PROVIDED DATA:
^^^^^^^^^^^^^^^^

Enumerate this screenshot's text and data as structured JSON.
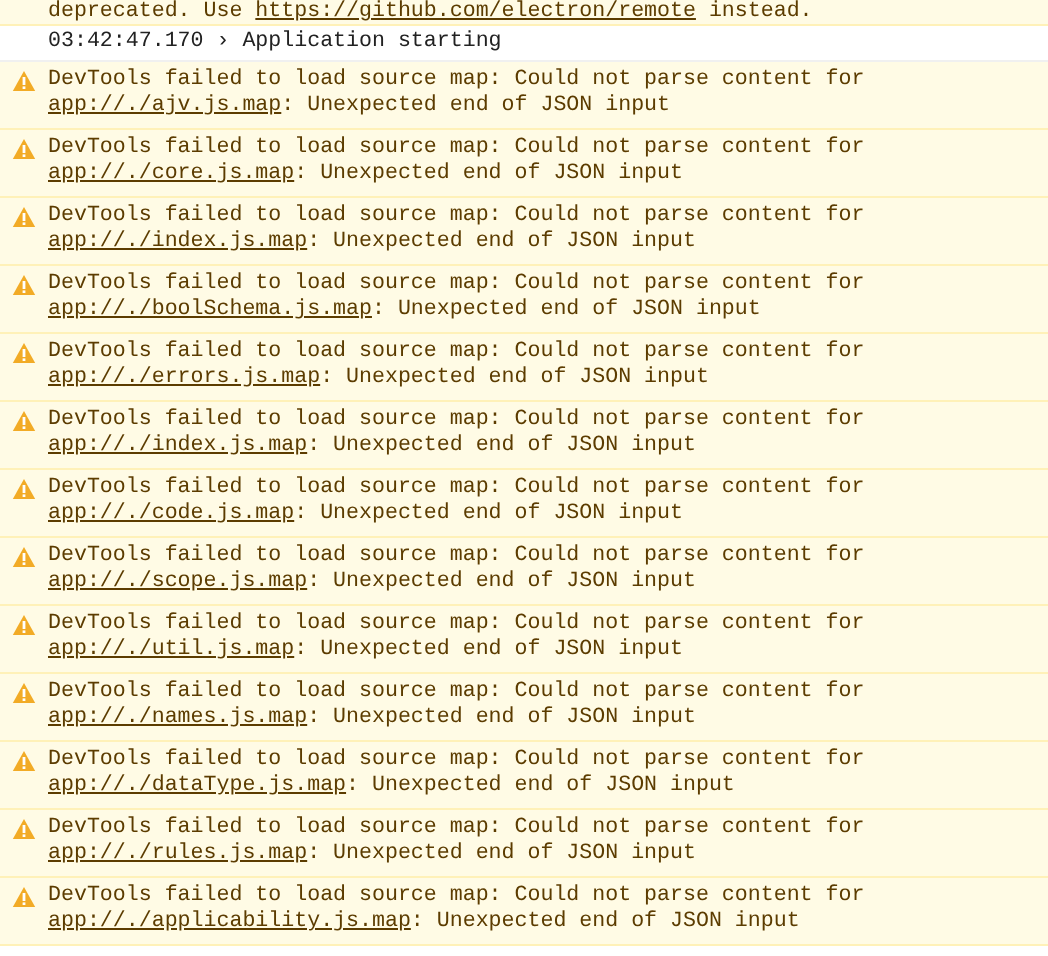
{
  "messages": [
    {
      "kind": "warning",
      "icon": false,
      "text": "deprecated. Use ",
      "link": "https://github.com/electron/remote",
      "after": " instead."
    },
    {
      "kind": "info",
      "icon": false,
      "text": "03:42:47.170 › Application starting"
    },
    {
      "kind": "warning",
      "icon": true,
      "text": "DevTools failed to load source map: Could not parse content for ",
      "link": "app://./ajv.js.map",
      "after": ": Unexpected end of JSON input"
    },
    {
      "kind": "warning",
      "icon": true,
      "text": "DevTools failed to load source map: Could not parse content for ",
      "link": "app://./core.js.map",
      "after": ": Unexpected end of JSON input"
    },
    {
      "kind": "warning",
      "icon": true,
      "text": "DevTools failed to load source map: Could not parse content for ",
      "link": "app://./index.js.map",
      "after": ": Unexpected end of JSON input"
    },
    {
      "kind": "warning",
      "icon": true,
      "text": "DevTools failed to load source map: Could not parse content for ",
      "link": "app://./boolSchema.js.map",
      "after": ": Unexpected end of JSON input"
    },
    {
      "kind": "warning",
      "icon": true,
      "text": "DevTools failed to load source map: Could not parse content for ",
      "link": "app://./errors.js.map",
      "after": ": Unexpected end of JSON input"
    },
    {
      "kind": "warning",
      "icon": true,
      "text": "DevTools failed to load source map: Could not parse content for ",
      "link": "app://./index.js.map",
      "after": ": Unexpected end of JSON input"
    },
    {
      "kind": "warning",
      "icon": true,
      "text": "DevTools failed to load source map: Could not parse content for ",
      "link": "app://./code.js.map",
      "after": ": Unexpected end of JSON input"
    },
    {
      "kind": "warning",
      "icon": true,
      "text": "DevTools failed to load source map: Could not parse content for ",
      "link": "app://./scope.js.map",
      "after": ": Unexpected end of JSON input"
    },
    {
      "kind": "warning",
      "icon": true,
      "text": "DevTools failed to load source map: Could not parse content for ",
      "link": "app://./util.js.map",
      "after": ": Unexpected end of JSON input"
    },
    {
      "kind": "warning",
      "icon": true,
      "text": "DevTools failed to load source map: Could not parse content for ",
      "link": "app://./names.js.map",
      "after": ": Unexpected end of JSON input"
    },
    {
      "kind": "warning",
      "icon": true,
      "text": "DevTools failed to load source map: Could not parse content for ",
      "link": "app://./dataType.js.map",
      "after": ": Unexpected end of JSON input"
    },
    {
      "kind": "warning",
      "icon": true,
      "text": "DevTools failed to load source map: Could not parse content for ",
      "link": "app://./rules.js.map",
      "after": ": Unexpected end of JSON input"
    },
    {
      "kind": "warning",
      "icon": true,
      "text": "DevTools failed to load source map: Could not parse content for ",
      "link": "app://./applicability.js.map",
      "after": ": Unexpected end of JSON input"
    }
  ]
}
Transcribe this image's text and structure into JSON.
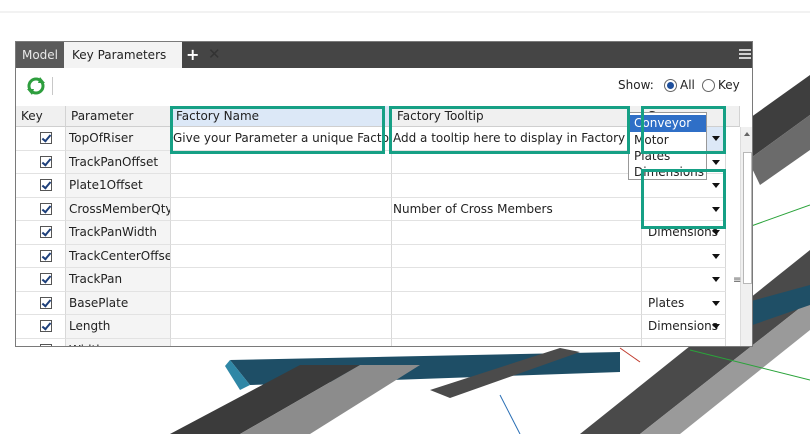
{
  "tabs": [
    {
      "label": "Model"
    },
    {
      "label": "Key Parameters"
    }
  ],
  "toolbar": {
    "show_label": "Show:",
    "options": [
      {
        "label": "All",
        "selected": true
      },
      {
        "label": "Key",
        "selected": false
      }
    ]
  },
  "columns": [
    "Key",
    "Parameter",
    "Factory Name",
    "Factory Tooltip",
    "Group"
  ],
  "rows": [
    {
      "key": true,
      "parameter": "TopOfRiser",
      "factory_name": "Give your Parameter a unique Factory Name",
      "factory_tooltip": "Add a tooltip here to display in Factory Properties",
      "group": "Conveyor"
    },
    {
      "key": true,
      "parameter": "TrackPanOffset",
      "factory_name": "",
      "factory_tooltip": "",
      "group": ""
    },
    {
      "key": true,
      "parameter": "Plate1Offset",
      "factory_name": "",
      "factory_tooltip": "",
      "group": ""
    },
    {
      "key": true,
      "parameter": "CrossMemberQty",
      "factory_name": "",
      "factory_tooltip": "Number of Cross Members",
      "group": ""
    },
    {
      "key": true,
      "parameter": "TrackPanWidth",
      "factory_name": "",
      "factory_tooltip": "",
      "group": "Dimensions"
    },
    {
      "key": true,
      "parameter": "TrackCenterOffset",
      "factory_name": "",
      "factory_tooltip": "",
      "group": ""
    },
    {
      "key": true,
      "parameter": "TrackPan",
      "factory_name": "",
      "factory_tooltip": "",
      "group": ""
    },
    {
      "key": true,
      "parameter": "BasePlate",
      "factory_name": "",
      "factory_tooltip": "",
      "group": "Plates"
    },
    {
      "key": true,
      "parameter": "Length",
      "factory_name": "",
      "factory_tooltip": "",
      "group": "Dimensions"
    },
    {
      "key": true,
      "parameter": "Width",
      "factory_name": "",
      "factory_tooltip": "",
      "group": ""
    }
  ],
  "group_dropdown": {
    "options": [
      "Conveyor",
      "Motor",
      "Plates",
      "Dimensions"
    ],
    "selected": "Conveyor"
  },
  "icons": {
    "refresh": "refresh-icon",
    "close": "close-icon",
    "add": "plus-icon",
    "menu": "hamburger-menu-icon"
  },
  "colors": {
    "highlight": "#16a085",
    "selection": "#2f6fc7",
    "tabbar": "#454545"
  }
}
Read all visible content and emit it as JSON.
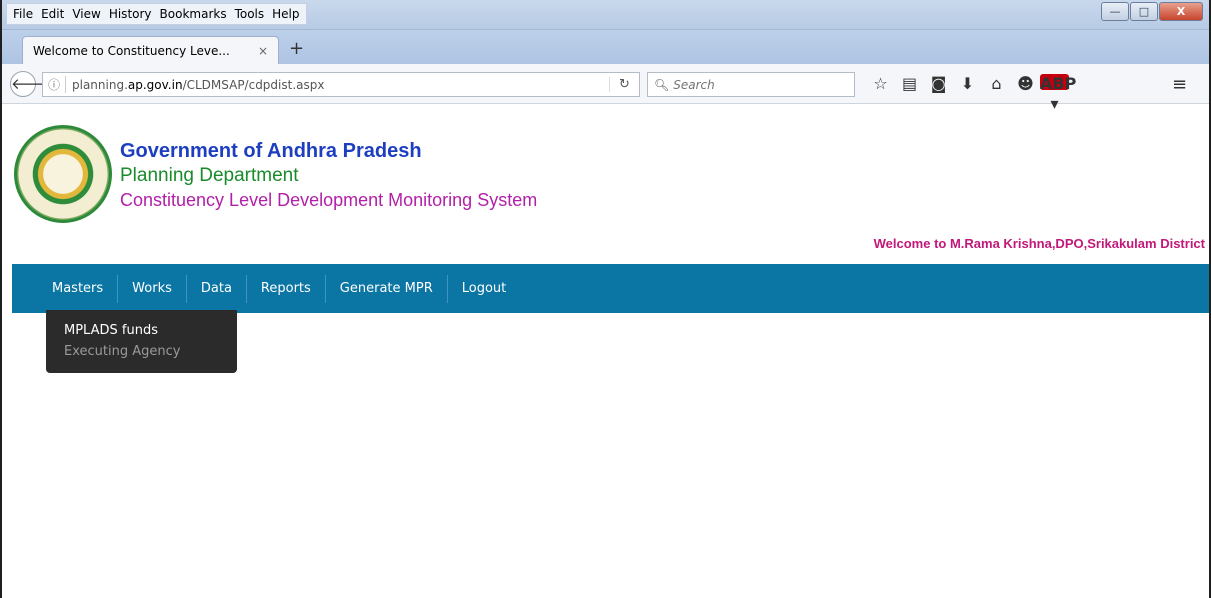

^^^^^^^^^^^^^^^^

GIVEN TASK:
Repeat the data exactly, excluding the pictures.

ANSWER FOR THE TASK:
Enumerate this screenshot's text and data as structured JSON.
{
  "messages": [
    {
      "kind": "warning",
      "icon": false,
      "text": "deprecated. Use ",
      "link": "https://github.com/electron/remote",
      "after": " instead."
    },
    {
      "kind": "info",
      "icon": false,
      "text": "03:42:47.170 › Application starting"
    },
    {
      "kind": "warning",
      "icon": true,
      "text": "DevTools failed to load source map: Could not parse content for ",
      "link": "app://./ajv.js.map",
      "after": ": Unexpected end of JSON input"
    },
    {
      "kind": "warning",
      "icon": true,
      "text": "DevTools failed to load source map: Could not parse content for ",
      "link": "app://./core.js.map",
      "after": ": Unexpected end of JSON input"
    },
    {
      "kind": "warning",
      "icon": true,
      "text": "DevTools failed to load source map: Could not parse content for ",
      "link": "app://./index.js.map",
      "after": ": Unexpected end of JSON input"
    },
    {
      "kind": "warning",
      "icon": true,
      "text": "DevTools failed to load source map: Could not parse content for ",
      "link": "app://./boolSchema.js.map",
      "after": ": Unexpected end of JSON input"
    },
    {
      "kind": "warning",
      "icon": true,
      "text": "DevTools failed to load source map: Could not parse content for ",
      "link": "app://./errors.js.map",
      "after": ": Unexpected end of JSON input"
    },
    {
      "kind": "warning",
      "icon": true,
      "text": "DevTools failed to load source map: Could not parse content for ",
      "link": "app://./index.js.map",
      "after": ": Unexpected end of JSON input"
    },
    {
      "kind": "warning",
      "icon": true,
      "text": "DevTools failed to load source map: Could not parse content for ",
      "link": "app://./code.js.map",
      "after": ": Unexpected end of JSON input"
    },
    {
      "kind": "warning",
      "icon": true,
      "text": "DevTools failed to load source map: Could not parse content for ",
      "link": "app://./scope.js.map",
      "after": ": Unexpected end of JSON input"
    },
    {
      "kind": "warning",
      "icon": true,
      "text": "DevTools failed to load source map: Could not parse content for ",
      "link": "app://./util.js.map",
      "after": ": Unexpected end of JSON input"
    },
    {
      "kind": "warning",
      "icon": true,
      "text": "DevTools failed to load source map: Could not parse content for ",
      "link": "app://./names.js.map",
      "after": ": Unexpected end of JSON input"
    },
    {
      "kind": "warning",
      "icon": true,
      "text": "DevTools failed to load source map: Could not parse content for ",
      "link": "app://./dataType.js.map",
      "after": ": Unexpected end of JSON input"
    },
    {
      "kind": "warning",
      "icon": true,
      "text": "DevTools failed to load source map: Could not parse content for ",
      "link": "app://./rules.js.map",
      "after": ": Unexpected end of JSON input"
    },
    {
      "kind": "warning",
      "icon": true,
      "text": "DevTools failed to load source map: Could not parse content for ",
      "link": "app://./applicability.js.map",
      "after": ": Unexpected end of JSON input"
    }
  ]
}
Transcribe this image's text and structure into JSON.
{
  "tabs": [
    {
      "label": "Model"
    },
    {
      "label": "Key Parameters"
    }
  ],
  "toolbar": {
    "show_label": "Show:",
    "options": [
      {
        "label": "All",
        "selected": true
      },
      {
        "label": "Key",
        "selected": false
      }
    ]
  },
  "columns": [
    "Key",
    "Parameter",
    "Factory Name",
    "Factory Tooltip",
    "Group"
  ],
  "rows": [
    {
      "key": true,
      "parameter": "TopOfRiser",
      "factory_name": "Give your Parameter a unique Factory Name",
      "factory_tooltip": "Add a tooltip here to display in Factory Properties",
      "group": "Conveyor"
    },
    {
      "key": true,
      "parameter": "TrackPanOffset",
      "factory_name": "",
      "factory_tooltip": "",
      "group": ""
    },
    {
      "key": true,
      "parameter": "Plate1Offset",
      "factory_name": "",
      "factory_tooltip": "",
      "group": ""
    },
    {
      "key": true,
      "parameter": "CrossMemberQty",
      "factory_name": "",
      "factory_tooltip": "Number of Cross Members",
      "group": ""
    },
    {
      "key": true,
      "parameter": "TrackPanWidth",
      "factory_name": "",
      "factory_tooltip": "",
      "group": "Dimensions"
    },
    {
      "key": true,
      "parameter": "TrackCenterOffset",
      "factory_name": "",
      "factory_tooltip": "",
      "group": ""
    },
    {
      "key": true,
      "parameter": "TrackPan",
      "factory_name": "",
      "factory_tooltip": "",
      "group": ""
    },
    {
      "key": true,
      "parameter": "BasePlate",
      "factory_name": "",
      "factory_tooltip": "",
      "group": "Plates"
    },
    {
      "key": true,
      "parameter": "Length",
      "factory_name": "",
      "factory_tooltip": "",
      "group": "Dimensions"
    },
    {
      "key": true,
      "parameter": "Width",
      "factory_name": "",
      "factory_tooltip": "",
      "group": ""
    }
  ],
  "group_dropdown": {
    "options": [
      "Conveyor",
      "Motor",
      "Plates",
      "Dimensions"
    ],
    "selected": "Conveyor"
  },
  "icons": {
    "refresh": "refresh-icon",
    "close": "close-icon",
    "add": "plus-icon",
    "menu": "hamburger-menu-icon"
  },
  "colors": {
    "highlight": "#16a085",
    "selection": "#2f6fc7",
    "tabbar": "#454545"
  }
}
Read all visible content and emit it as JSON.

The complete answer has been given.